Problem details: Copy every line of the following data that includes the string "Save".

[Dataset items]
────────────────────

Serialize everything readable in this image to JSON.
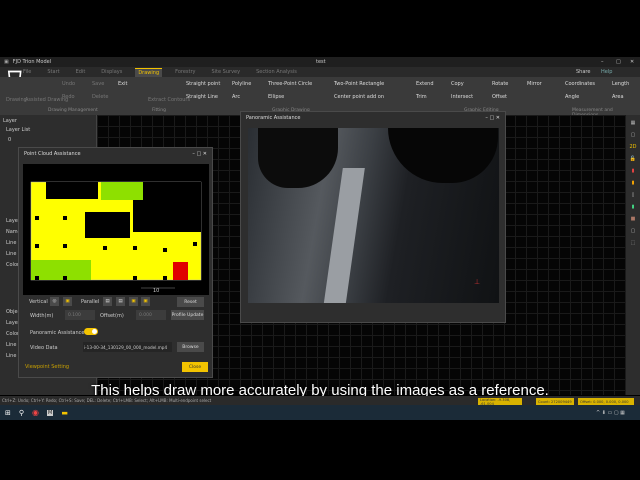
{
  "app": {
    "title": "FJD Trion Model",
    "document": "test"
  },
  "menu_tabs": [
    "File",
    "Start",
    "Edit",
    "Displays",
    "Drawing",
    "Forestry",
    "Site Survey",
    "Section Analysis"
  ],
  "active_tab": "Drawing",
  "top_right": {
    "share": "Share",
    "help": "Help"
  },
  "ribbon": {
    "drawing_management": {
      "items": [
        "Drawing",
        "Assisted Drawing",
        "Undo",
        "Redo",
        "Save",
        "Delete",
        "Exit"
      ],
      "group": "Drawing Management"
    },
    "fitting": {
      "items": [
        "Extract Contours"
      ],
      "group": "Fitting"
    },
    "graphic_drawing": {
      "items": [
        "Straight point",
        "Straight Line",
        "Polyline",
        "Arc",
        "Three-Point Circle",
        "Ellipse",
        "Two-Point Rectangle",
        "Center point add on"
      ],
      "group": "Graphic Drawing"
    },
    "graphic_editing": {
      "items": [
        "Extend",
        "Trim",
        "Copy",
        "Intersect",
        "Rotate",
        "Offset",
        "Mirror"
      ],
      "group": "Graphic Editing"
    },
    "measurement": {
      "items": [
        "Coordinates",
        "Angle",
        "Length",
        "Area"
      ],
      "group": "Measurement and Dimensions"
    }
  },
  "left_panel": {
    "title": "Layer",
    "layer_list": "Layer List",
    "layer_item": "0",
    "layer_props": {
      "title": "Layer",
      "rows": [
        "Name",
        "Line",
        "Line",
        "Color"
      ]
    },
    "object_props": {
      "title": "Object",
      "rows": [
        "Layer",
        "Color",
        "Line",
        "Line"
      ]
    }
  },
  "point_cloud_dialog": {
    "title": "Point Cloud Assistance",
    "scale_label": "10",
    "vertical": "Vertical",
    "parallel": "Parallel",
    "reset": "Reset",
    "width_label": "Width(m)",
    "width_value": "0.100",
    "offset_label": "Offset(m)",
    "offset_value": "0.000",
    "profile_update": "Profile Update",
    "panoramic_label": "Panoramic Assistance",
    "panoramic_on": true,
    "video_label": "Video Data",
    "video_value": "i-13-00-34_130129_00_000_model.mp4",
    "browse": "Browse",
    "viewpoint": "Viewpoint Setting",
    "close": "Close"
  },
  "panoramic_dialog": {
    "title": "Panoramic Assistance"
  },
  "subtitle": "This helps draw more accurately by using the images as a reference.",
  "status": {
    "hint": "Ctrl+Z: Undo; Ctrl+Y: Redo; Ctrl+S: Save; DEL: Delete; Ctrl+LMB: Select; Alt+LMB: Multi-endpoint select",
    "location": "Location: -9.308, -61.004",
    "count": "Count: 272009449",
    "offset": "Offset: 0.000, 0.000, 0.000"
  },
  "colors": {
    "accent": "#f3c300",
    "point_yellow": "#ffff00",
    "point_green": "#8ee000",
    "point_red": "#e00000"
  }
}
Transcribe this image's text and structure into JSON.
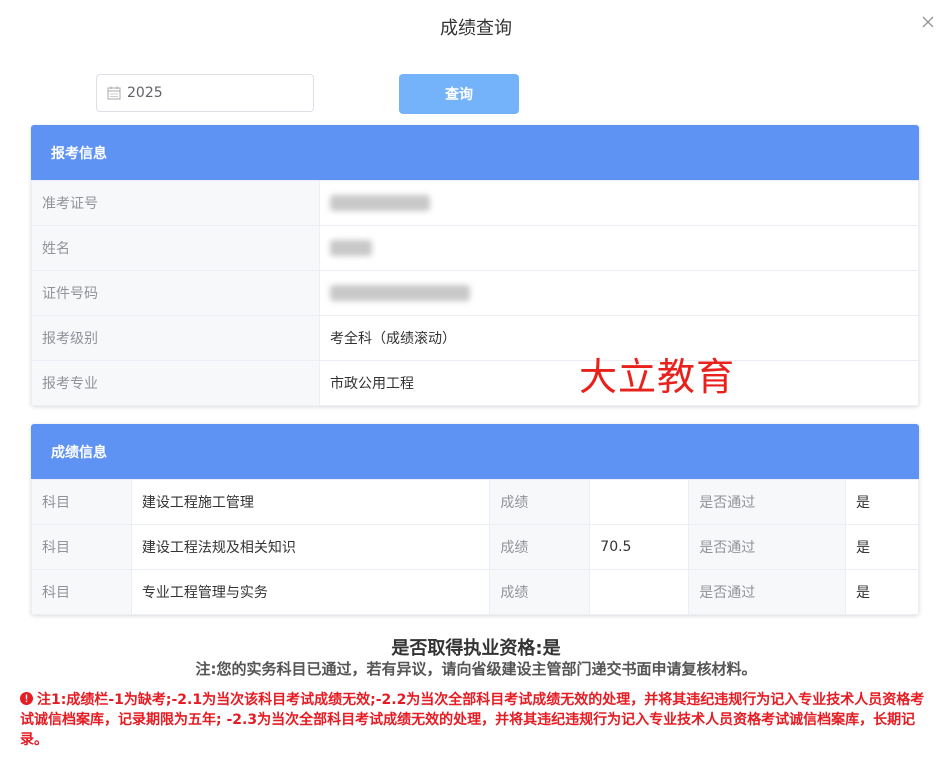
{
  "dialog": {
    "title": "成绩查询"
  },
  "search": {
    "year_value": "2025",
    "query_label": "查询"
  },
  "exam_info": {
    "header": "报考信息",
    "rows": [
      {
        "label": "准考证号",
        "value": "",
        "blurred": true
      },
      {
        "label": "姓名",
        "value": "",
        "blurred": true
      },
      {
        "label": "证件号码",
        "value": "",
        "blurred": true
      },
      {
        "label": "报考级别",
        "value": "考全科（成绩滚动）"
      },
      {
        "label": "报考专业",
        "value": "市政公用工程"
      }
    ]
  },
  "watermark": "大立教育",
  "score_info": {
    "header": "成绩信息",
    "subject_label": "科目",
    "score_label": "成绩",
    "pass_label": "是否通过",
    "rows": [
      {
        "subject": "建设工程施工管理",
        "score": "",
        "pass": "是"
      },
      {
        "subject": "建设工程法规及相关知识",
        "score": "70.5",
        "pass": "是"
      },
      {
        "subject": "专业工程管理与实务",
        "score": "",
        "pass": "是"
      }
    ]
  },
  "qualification": "是否取得执业资格:是",
  "note": "注:您的实务科目已通过，若有异议，请向省级建设主管部门递交书面申请复核材料。",
  "footnote": "注1:成绩栏-1为缺考;-2.1为当次该科目考试成绩无效;-2.2为当次全部科目考试成绩无效的处理，并将其违纪违规行为记入专业技术人员资格考试诚信档案库，记录期限为五年; -2.3为当次全部科目考试成绩无效的处理，并将其违纪违规行为记入专业技术人员资格考试诚信档案库，长期记录。",
  "colors": {
    "header_blue": "#5e92f3",
    "button_blue": "#74b3fa",
    "alert_red": "#e51c23"
  }
}
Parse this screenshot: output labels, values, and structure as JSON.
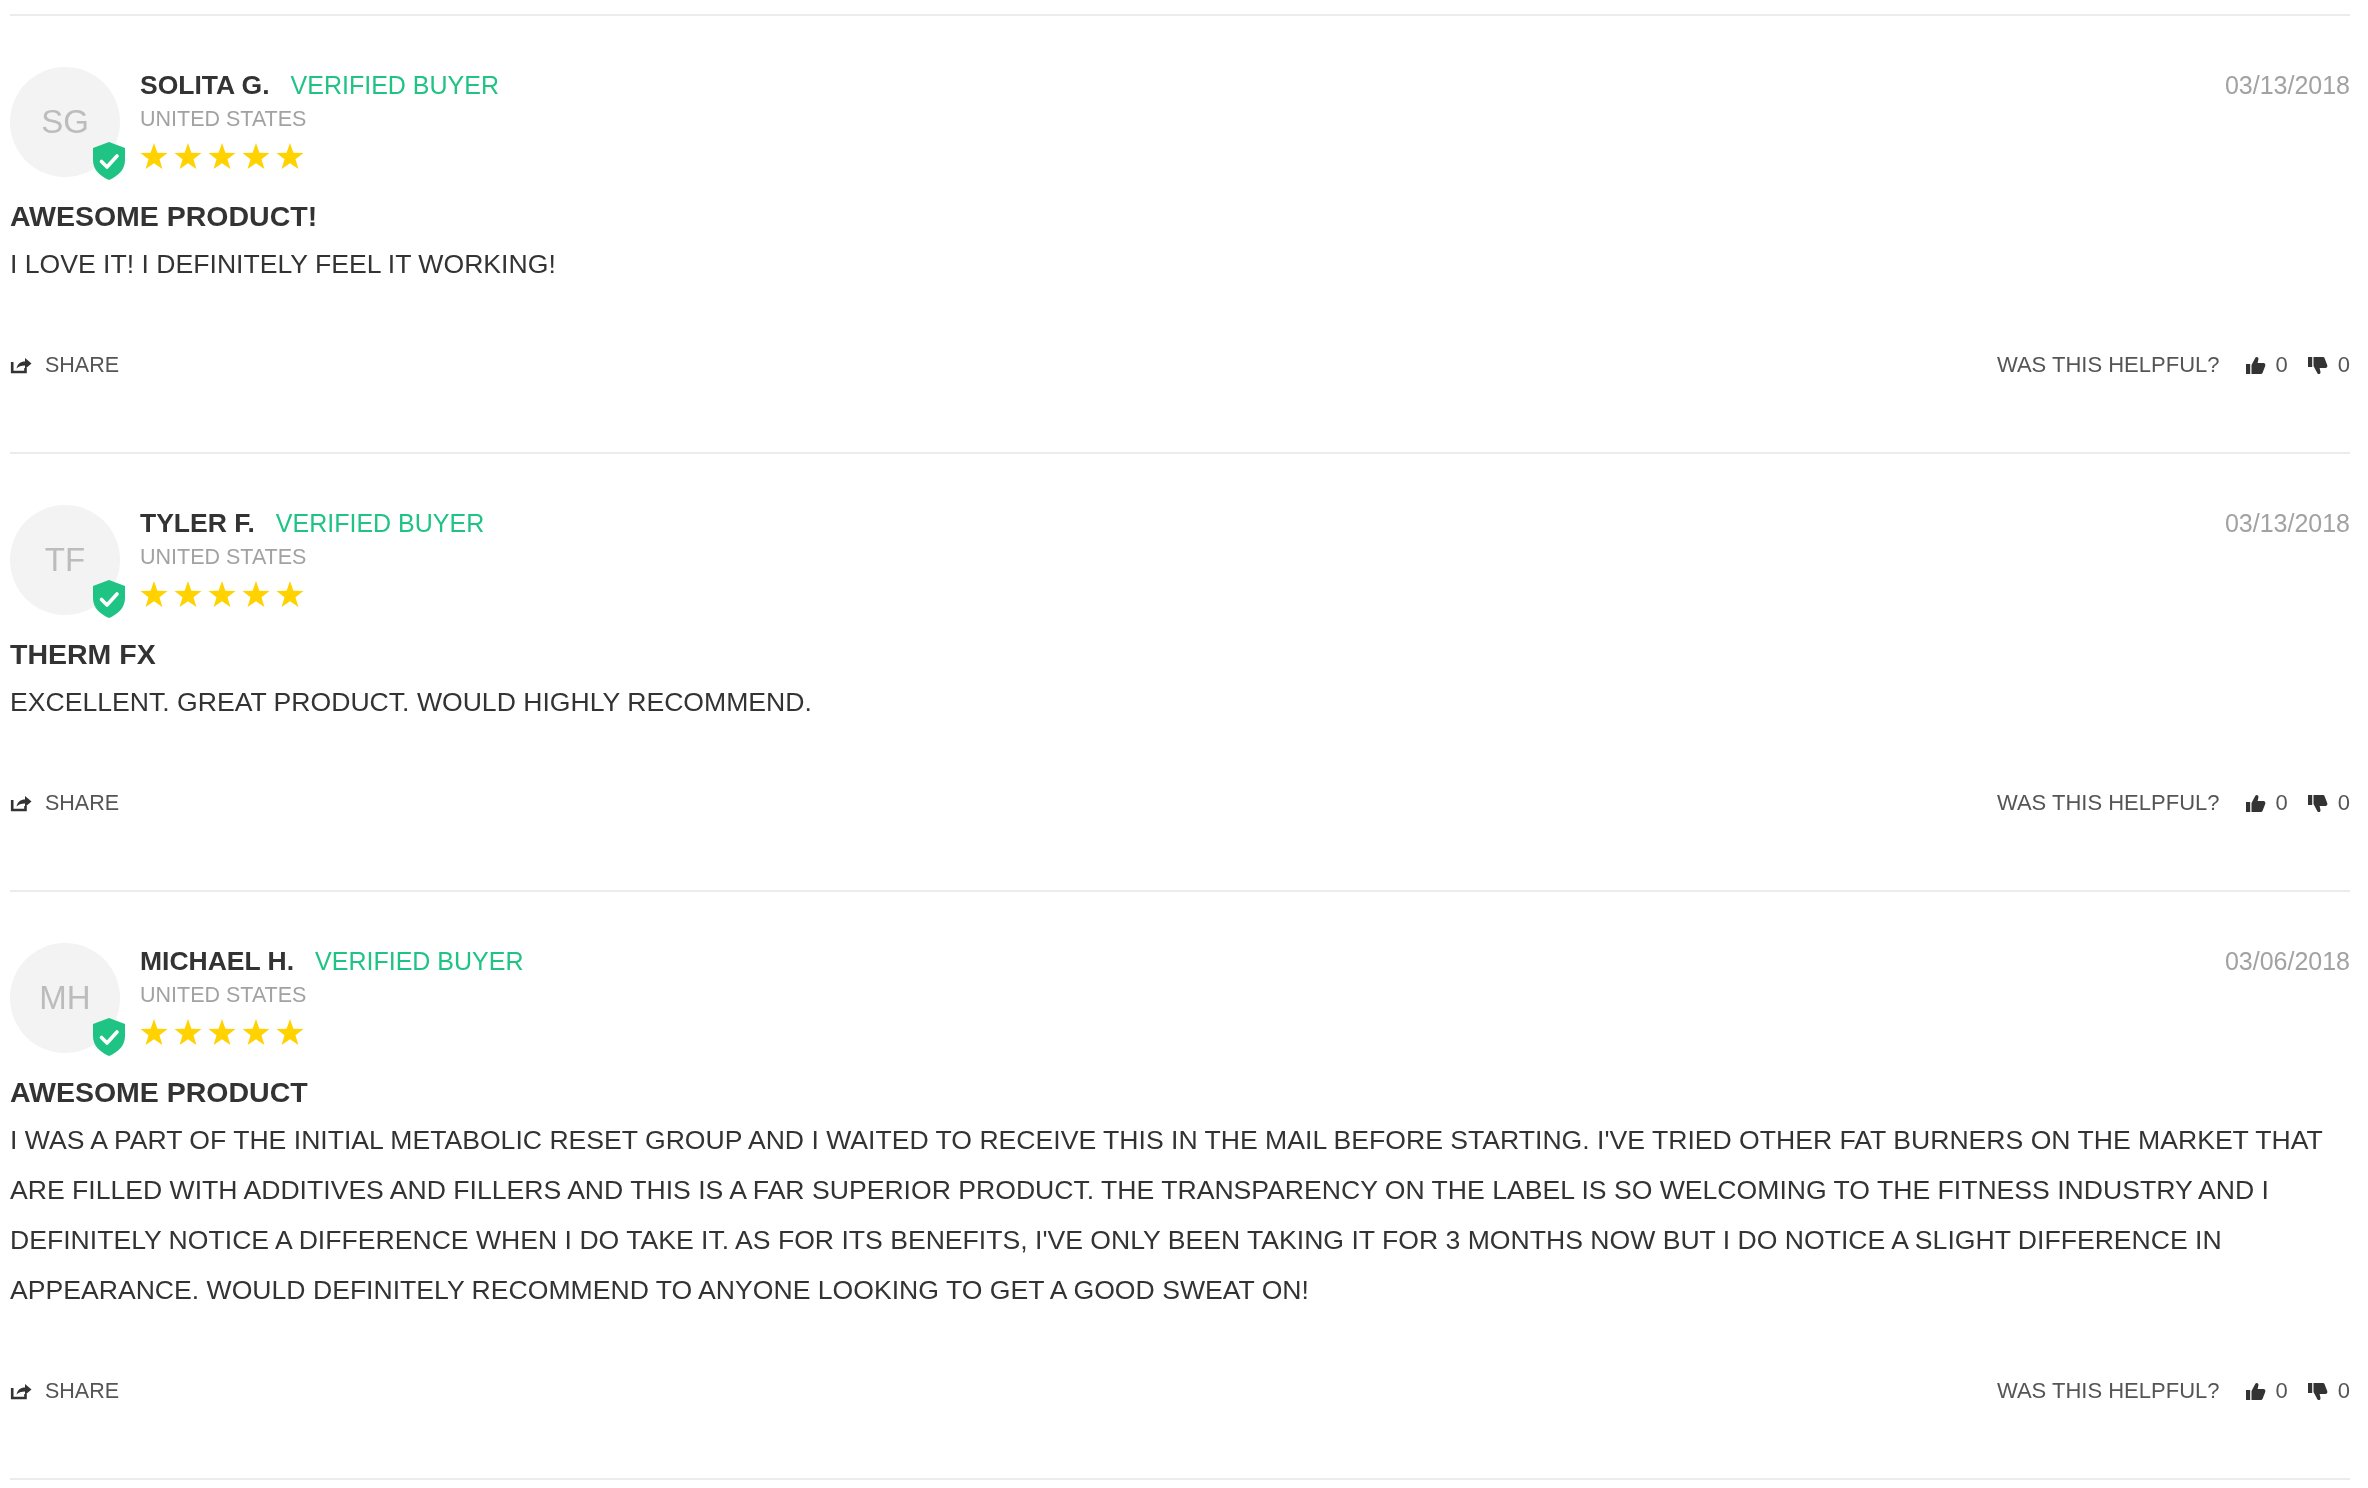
{
  "reviews": [
    {
      "initials": "SG",
      "verified": true,
      "name": "SOLITA G.",
      "badge": "VERIFIED BUYER",
      "location": "UNITED STATES",
      "stars": 5,
      "date": "03/13/2018",
      "title": "AWESOME PRODUCT!",
      "body": "I LOVE IT! I DEFINITELY FEEL IT WORKING!",
      "share": "SHARE",
      "helpful_label": "WAS THIS HELPFUL?",
      "up_votes": "0",
      "down_votes": "0"
    },
    {
      "initials": "TF",
      "verified": true,
      "name": "TYLER F.",
      "badge": "VERIFIED BUYER",
      "location": "UNITED STATES",
      "stars": 5,
      "date": "03/13/2018",
      "title": "THERM FX",
      "body": "EXCELLENT. GREAT PRODUCT. WOULD HIGHLY RECOMMEND.",
      "share": "SHARE",
      "helpful_label": "WAS THIS HELPFUL?",
      "up_votes": "0",
      "down_votes": "0"
    },
    {
      "initials": "MH",
      "verified": true,
      "name": "MICHAEL H.",
      "badge": "VERIFIED BUYER",
      "location": "UNITED STATES",
      "stars": 5,
      "date": "03/06/2018",
      "title": "AWESOME PRODUCT",
      "body": "I WAS A PART OF THE INITIAL METABOLIC RESET GROUP AND I WAITED TO RECEIVE THIS IN THE MAIL BEFORE STARTING. I'VE TRIED OTHER FAT BURNERS ON THE MARKET THAT ARE FILLED WITH ADDITIVES AND FILLERS AND THIS IS A FAR SUPERIOR PRODUCT. THE TRANSPARENCY ON THE LABEL IS SO WELCOMING TO THE FITNESS INDUSTRY AND I DEFINITELY NOTICE A DIFFERENCE WHEN I DO TAKE IT. AS FOR ITS BENEFITS, I'VE ONLY BEEN TAKING IT FOR 3 MONTHS NOW BUT I DO NOTICE A SLIGHT DIFFERENCE IN APPEARANCE. WOULD DEFINITELY RECOMMEND TO ANYONE LOOKING TO GET A GOOD SWEAT ON!",
      "share": "SHARE",
      "helpful_label": "WAS THIS HELPFUL?",
      "up_votes": "0",
      "down_votes": "0"
    }
  ]
}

────────────────────

Right answer:
        "Save",
    "hint": "Ctrl+Z: Undo; Ctrl+Y: Redo; Ctrl+S: Save; DEL: Delete; Ctrl+LMB: Select; Alt+LMB: Multi-endpoint select",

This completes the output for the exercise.